═════ DATASET

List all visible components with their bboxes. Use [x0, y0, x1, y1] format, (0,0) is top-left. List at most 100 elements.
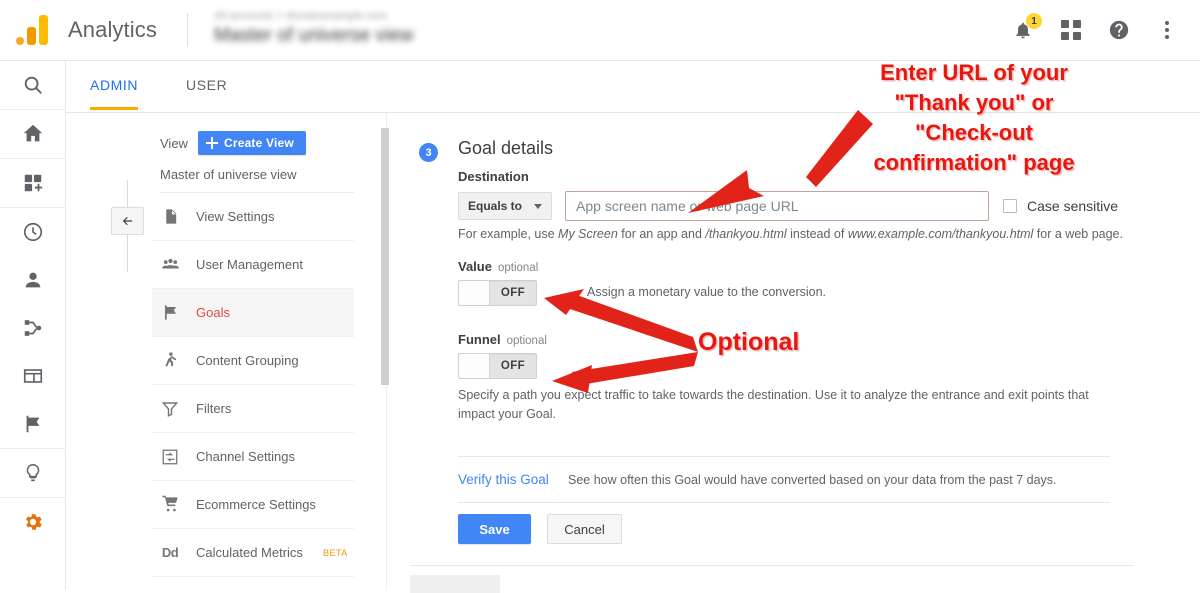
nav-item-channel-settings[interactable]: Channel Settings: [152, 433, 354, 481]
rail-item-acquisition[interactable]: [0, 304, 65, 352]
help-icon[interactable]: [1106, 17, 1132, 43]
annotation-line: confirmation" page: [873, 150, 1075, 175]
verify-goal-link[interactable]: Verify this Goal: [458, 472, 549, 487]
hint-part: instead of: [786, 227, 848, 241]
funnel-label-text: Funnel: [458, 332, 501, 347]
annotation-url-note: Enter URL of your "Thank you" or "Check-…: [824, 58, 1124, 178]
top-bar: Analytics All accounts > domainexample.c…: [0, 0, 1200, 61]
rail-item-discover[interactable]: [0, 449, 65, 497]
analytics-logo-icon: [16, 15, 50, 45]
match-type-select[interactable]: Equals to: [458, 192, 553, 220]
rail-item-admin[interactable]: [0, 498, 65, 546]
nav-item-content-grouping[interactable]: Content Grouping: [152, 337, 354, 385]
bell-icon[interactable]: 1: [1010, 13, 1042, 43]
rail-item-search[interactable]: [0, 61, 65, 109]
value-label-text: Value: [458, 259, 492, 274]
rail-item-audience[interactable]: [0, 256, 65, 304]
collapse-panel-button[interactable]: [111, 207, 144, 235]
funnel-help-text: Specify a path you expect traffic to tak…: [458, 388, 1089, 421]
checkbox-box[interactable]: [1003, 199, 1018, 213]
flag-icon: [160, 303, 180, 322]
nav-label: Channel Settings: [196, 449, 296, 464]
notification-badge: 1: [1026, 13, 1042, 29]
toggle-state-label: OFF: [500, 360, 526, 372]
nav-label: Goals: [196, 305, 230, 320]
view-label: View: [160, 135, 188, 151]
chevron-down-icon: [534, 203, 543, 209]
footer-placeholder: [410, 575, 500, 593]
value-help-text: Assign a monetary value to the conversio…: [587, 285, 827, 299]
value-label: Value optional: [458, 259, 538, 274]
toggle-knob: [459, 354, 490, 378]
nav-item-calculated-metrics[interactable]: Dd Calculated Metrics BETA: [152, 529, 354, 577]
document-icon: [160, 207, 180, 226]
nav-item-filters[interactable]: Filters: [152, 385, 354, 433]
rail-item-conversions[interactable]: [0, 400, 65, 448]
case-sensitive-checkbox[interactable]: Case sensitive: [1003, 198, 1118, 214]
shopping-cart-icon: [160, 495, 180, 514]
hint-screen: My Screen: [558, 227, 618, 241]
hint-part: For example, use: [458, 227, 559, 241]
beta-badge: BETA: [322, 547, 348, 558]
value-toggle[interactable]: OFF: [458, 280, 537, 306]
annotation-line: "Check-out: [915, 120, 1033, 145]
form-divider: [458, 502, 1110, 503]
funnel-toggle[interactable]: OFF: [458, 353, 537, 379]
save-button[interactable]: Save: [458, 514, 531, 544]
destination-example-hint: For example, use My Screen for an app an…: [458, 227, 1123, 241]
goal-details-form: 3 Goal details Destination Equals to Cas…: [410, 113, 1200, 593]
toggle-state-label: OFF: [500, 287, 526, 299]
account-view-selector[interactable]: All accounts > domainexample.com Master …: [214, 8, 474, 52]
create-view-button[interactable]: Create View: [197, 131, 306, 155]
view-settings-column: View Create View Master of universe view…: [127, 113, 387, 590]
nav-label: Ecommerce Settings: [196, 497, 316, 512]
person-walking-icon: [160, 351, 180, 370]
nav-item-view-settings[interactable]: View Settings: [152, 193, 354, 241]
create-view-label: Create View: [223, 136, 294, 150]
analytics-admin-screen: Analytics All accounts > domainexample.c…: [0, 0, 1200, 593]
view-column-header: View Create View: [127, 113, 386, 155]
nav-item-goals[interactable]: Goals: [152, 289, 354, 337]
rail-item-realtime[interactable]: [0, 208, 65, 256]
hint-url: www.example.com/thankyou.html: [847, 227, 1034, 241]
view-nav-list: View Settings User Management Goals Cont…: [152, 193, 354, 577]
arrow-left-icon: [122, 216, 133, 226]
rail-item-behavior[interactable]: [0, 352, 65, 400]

══════════

| JOB |
Can you write out every line of the listing above word for word, leaving out the picture?

| RIGHT ANSWER |
List all visible components with their bboxes. Use [x0, y0, x1, y1] format, (0,0) is top-left. List at most 100 elements.
nav-item-channel-settings[interactable]: Channel Settings: [152, 433, 354, 481]
rail-item-acquisition[interactable]: [0, 304, 65, 352]
help-icon[interactable]: [1106, 17, 1132, 43]
annotation-line: confirmation" page: [873, 150, 1075, 175]
verify-goal-link[interactable]: Verify this Goal: [458, 472, 549, 487]
hint-part: instead of: [786, 227, 848, 241]
funnel-label-text: Funnel: [458, 332, 501, 347]
annotation-url-note: Enter URL of your "Thank you" or "Check-…: [824, 58, 1124, 178]
top-bar: Analytics All accounts > domainexample.c…: [0, 0, 1200, 61]
rail-item-discover[interactable]: [0, 449, 65, 497]
analytics-logo-icon: [16, 15, 50, 45]
match-type-select[interactable]: Equals to: [458, 192, 553, 220]
rail-item-admin[interactable]: [0, 498, 65, 546]
nav-item-content-grouping[interactable]: Content Grouping: [152, 337, 354, 385]
bell-icon[interactable]: 1: [1010, 13, 1042, 43]
rail-item-search[interactable]: [0, 61, 65, 109]
value-label-text: Value: [458, 259, 492, 274]
rail-item-audience[interactable]: [0, 256, 65, 304]
collapse-panel-button[interactable]: [111, 207, 144, 235]
funnel-help-text: Specify a path you expect traffic to tak…: [458, 388, 1089, 421]
checkbox-box[interactable]: [1003, 199, 1018, 213]
flag-icon: [160, 303, 180, 322]
nav-label: Channel Settings: [196, 449, 296, 464]
notification-badge: 1: [1026, 13, 1042, 29]
toggle-state-label: OFF: [500, 360, 526, 372]
nav-label: Goals: [196, 305, 230, 320]
view-label: View: [160, 135, 188, 151]
chevron-down-icon: [534, 203, 543, 209]
footer-placeholder: [410, 575, 500, 593]
value-help-text: Assign a monetary value to the conversio…: [587, 285, 827, 299]
value-label: Value optional: [458, 259, 538, 274]
toggle-knob: [459, 354, 490, 378]
nav-item-calculated-metrics[interactable]: Dd Calculated Metrics BETA: [152, 529, 354, 577]
document-icon: [160, 207, 180, 226]
nav-item-filters[interactable]: Filters: [152, 385, 354, 433]
rail-item-conversions[interactable]: [0, 400, 65, 448]
case-sensitive-checkbox[interactable]: Case sensitive: [1003, 198, 1118, 214]
shopping-cart-icon: [160, 495, 180, 514]
hint-screen: My Screen: [558, 227, 618, 241]
hint-part: For example, use: [458, 227, 559, 241]
beta-badge: BETA: [322, 547, 348, 558]
value-toggle[interactable]: OFF: [458, 280, 537, 306]
annotation-line: "Check-out: [915, 120, 1033, 145]
form-divider: [458, 502, 1110, 503]
funnel-toggle[interactable]: OFF: [458, 353, 537, 379]
save-button[interactable]: Save: [458, 514, 531, 544]
destination-example-hint: For example, use My Screen for an app an…: [458, 227, 1123, 241]
goal-details-form: 3 Goal details Destination Equals to Cas…: [410, 113, 1200, 593]
toggle-state-label: OFF: [500, 287, 526, 299]
account-view-selector[interactable]: All accounts > domainexample.com Master …: [214, 8, 474, 52]
create-view-button[interactable]: Create View: [197, 131, 306, 155]
view-settings-column: View Create View Master of universe view…: [127, 113, 387, 590]
nav-label: Ecommerce Settings: [196, 497, 316, 512]
person-walking-icon: [160, 351, 180, 370]
nav-item-view-settings[interactable]: View Settings: [152, 193, 354, 241]
create-view-label: Create View: [223, 136, 294, 150]
analytics-admin-screen: Analytics All accounts > domainexample.c…: [0, 0, 1200, 593]
view-column-header: View Create View: [127, 113, 386, 155]
nav-item-goals[interactable]: Goals: [152, 289, 354, 337]
rail-item-realtime[interactable]: [0, 208, 65, 256]
hint-url: www.example.com/thankyou.html: [847, 227, 1034, 241]
view-nav-list: View Settings User Management Goals Cont…: [152, 193, 354, 577]
arrow-left-icon: [122, 216, 133, 226]
rail-item-behavior[interactable]: [0, 352, 65, 400]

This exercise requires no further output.